EXERCISE DESCRIPTION: Output the full material exactly as it appears here.

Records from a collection
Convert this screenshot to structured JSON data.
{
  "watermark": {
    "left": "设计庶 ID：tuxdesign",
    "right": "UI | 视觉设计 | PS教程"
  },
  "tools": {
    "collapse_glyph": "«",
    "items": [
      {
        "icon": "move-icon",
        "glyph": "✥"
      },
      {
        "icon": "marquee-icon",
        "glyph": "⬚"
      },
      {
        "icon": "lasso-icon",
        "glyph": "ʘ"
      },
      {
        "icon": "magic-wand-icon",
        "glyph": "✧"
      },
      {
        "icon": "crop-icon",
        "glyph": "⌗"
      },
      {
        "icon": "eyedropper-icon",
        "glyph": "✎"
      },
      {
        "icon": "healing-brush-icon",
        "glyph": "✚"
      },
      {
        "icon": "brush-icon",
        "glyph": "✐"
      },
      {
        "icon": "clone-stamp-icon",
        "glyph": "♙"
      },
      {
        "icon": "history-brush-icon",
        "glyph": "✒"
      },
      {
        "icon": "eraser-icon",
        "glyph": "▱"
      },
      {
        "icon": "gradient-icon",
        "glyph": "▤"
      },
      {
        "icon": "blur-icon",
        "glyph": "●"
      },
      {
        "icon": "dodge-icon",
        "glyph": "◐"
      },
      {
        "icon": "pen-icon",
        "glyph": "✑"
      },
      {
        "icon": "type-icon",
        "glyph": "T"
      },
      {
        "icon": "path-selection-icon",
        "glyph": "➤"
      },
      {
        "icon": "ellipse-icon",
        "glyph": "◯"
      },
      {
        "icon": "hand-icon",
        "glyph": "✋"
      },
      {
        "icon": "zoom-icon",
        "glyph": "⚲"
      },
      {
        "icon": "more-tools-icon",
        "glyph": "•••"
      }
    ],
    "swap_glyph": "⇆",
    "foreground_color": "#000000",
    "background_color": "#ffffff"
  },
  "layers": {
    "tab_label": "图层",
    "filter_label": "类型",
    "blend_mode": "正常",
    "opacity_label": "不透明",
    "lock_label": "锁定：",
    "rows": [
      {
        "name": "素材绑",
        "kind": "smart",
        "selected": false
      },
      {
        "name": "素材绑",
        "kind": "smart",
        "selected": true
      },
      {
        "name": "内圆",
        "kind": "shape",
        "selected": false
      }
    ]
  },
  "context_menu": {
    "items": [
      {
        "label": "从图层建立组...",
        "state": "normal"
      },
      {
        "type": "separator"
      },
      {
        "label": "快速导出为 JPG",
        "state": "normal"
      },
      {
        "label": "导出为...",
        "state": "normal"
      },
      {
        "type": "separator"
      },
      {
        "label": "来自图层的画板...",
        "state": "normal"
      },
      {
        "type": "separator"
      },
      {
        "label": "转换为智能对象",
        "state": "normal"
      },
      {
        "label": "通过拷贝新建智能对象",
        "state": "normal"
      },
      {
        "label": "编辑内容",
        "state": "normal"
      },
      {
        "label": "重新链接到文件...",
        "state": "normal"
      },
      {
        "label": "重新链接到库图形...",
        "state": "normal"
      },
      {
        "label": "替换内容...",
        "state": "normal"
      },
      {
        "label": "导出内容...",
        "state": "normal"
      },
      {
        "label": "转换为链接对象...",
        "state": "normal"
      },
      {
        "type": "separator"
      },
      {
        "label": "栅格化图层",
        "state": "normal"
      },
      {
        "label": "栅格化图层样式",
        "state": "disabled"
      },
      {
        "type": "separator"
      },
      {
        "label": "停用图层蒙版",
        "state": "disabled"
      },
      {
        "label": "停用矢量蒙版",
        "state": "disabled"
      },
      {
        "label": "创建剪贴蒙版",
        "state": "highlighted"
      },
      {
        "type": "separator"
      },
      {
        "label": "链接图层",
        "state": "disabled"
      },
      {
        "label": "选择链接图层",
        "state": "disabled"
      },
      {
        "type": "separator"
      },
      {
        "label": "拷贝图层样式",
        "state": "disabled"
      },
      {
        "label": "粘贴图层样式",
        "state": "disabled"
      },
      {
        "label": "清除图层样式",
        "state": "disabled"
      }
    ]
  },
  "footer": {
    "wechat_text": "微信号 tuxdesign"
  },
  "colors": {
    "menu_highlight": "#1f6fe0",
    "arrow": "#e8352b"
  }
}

RESULT FOR THIS TASK:
Convert this screenshot to structured JSON data.
{
  "watermark": {
    "left": "设计庶 ID：tuxdesign",
    "right": "UI | 视觉设计 | PS教程"
  },
  "tools": {
    "collapse_glyph": "«",
    "items": [
      {
        "icon": "move-icon",
        "glyph": "✥"
      },
      {
        "icon": "marquee-icon",
        "glyph": "⬚"
      },
      {
        "icon": "lasso-icon",
        "glyph": "ʘ"
      },
      {
        "icon": "magic-wand-icon",
        "glyph": "✧"
      },
      {
        "icon": "crop-icon",
        "glyph": "⌗"
      },
      {
        "icon": "eyedropper-icon",
        "glyph": "✎"
      },
      {
        "icon": "healing-brush-icon",
        "glyph": "✚"
      },
      {
        "icon": "brush-icon",
        "glyph": "✐"
      },
      {
        "icon": "clone-stamp-icon",
        "glyph": "♙"
      },
      {
        "icon": "history-brush-icon",
        "glyph": "✒"
      },
      {
        "icon": "eraser-icon",
        "glyph": "▱"
      },
      {
        "icon": "gradient-icon",
        "glyph": "▤"
      },
      {
        "icon": "blur-icon",
        "glyph": "●"
      },
      {
        "icon": "dodge-icon",
        "glyph": "◐"
      },
      {
        "icon": "pen-icon",
        "glyph": "✑"
      },
      {
        "icon": "type-icon",
        "glyph": "T"
      },
      {
        "icon": "path-selection-icon",
        "glyph": "➤"
      },
      {
        "icon": "ellipse-icon",
        "glyph": "◯"
      },
      {
        "icon": "hand-icon",
        "glyph": "✋"
      },
      {
        "icon": "zoom-icon",
        "glyph": "⚲"
      },
      {
        "icon": "more-tools-icon",
        "glyph": "•••"
      }
    ],
    "swap_glyph": "⇆",
    "foreground_color": "#000000",
    "background_color": "#ffffff"
  },
  "layers": {
    "tab_label": "图层",
    "filter_label": "类型",
    "blend_mode": "正常",
    "opacity_label": "不透明",
    "lock_label": "锁定：",
    "rows": [
      {
        "name": "素材绑",
        "kind": "smart",
        "selected": false
      },
      {
        "name": "素材绑",
        "kind": "smart",
        "selected": true
      },
      {
        "name": "内圆",
        "kind": "shape",
        "selected": false
      }
    ]
  },
  "context_menu": {
    "items": [
      {
        "label": "从图层建立组...",
        "state": "normal"
      },
      {
        "type": "separator"
      },
      {
        "label": "快速导出为 JPG",
        "state": "normal"
      },
      {
        "label": "导出为...",
        "state": "normal"
      },
      {
        "type": "separator"
      },
      {
        "label": "来自图层的画板...",
        "state": "normal"
      },
      {
        "type": "separator"
      },
      {
        "label": "转换为智能对象",
        "state": "normal"
      },
      {
        "label": "通过拷贝新建智能对象",
        "state": "normal"
      },
      {
        "label": "编辑内容",
        "state": "normal"
      },
      {
        "label": "重新链接到文件...",
        "state": "normal"
      },
      {
        "label": "重新链接到库图形...",
        "state": "normal"
      },
      {
        "label": "替换内容...",
        "state": "normal"
      },
      {
        "label": "导出内容...",
        "state": "normal"
      },
      {
        "label": "转换为链接对象...",
        "state": "normal"
      },
      {
        "type": "separator"
      },
      {
        "label": "栅格化图层",
        "state": "normal"
      },
      {
        "label": "栅格化图层样式",
        "state": "disabled"
      },
      {
        "type": "separator"
      },
      {
        "label": "停用图层蒙版",
        "state": "disabled"
      },
      {
        "label": "停用矢量蒙版",
        "state": "disabled"
      },
      {
        "label": "创建剪贴蒙版",
        "state": "highlighted"
      },
      {
        "type": "separator"
      },
      {
        "label": "链接图层",
        "state": "disabled"
      },
      {
        "label": "选择链接图层",
        "state": "disabled"
      },
      {
        "type": "separator"
      },
      {
        "label": "拷贝图层样式",
        "state": "disabled"
      },
      {
        "label": "粘贴图层样式",
        "state": "disabled"
      },
      {
        "label": "清除图层样式",
        "state": "disabled"
      }
    ]
  },
  "footer": {
    "wechat_text": "微信号 tuxdesign"
  },
  "colors": {
    "menu_highlight": "#1f6fe0",
    "arrow": "#e8352b"
  }
}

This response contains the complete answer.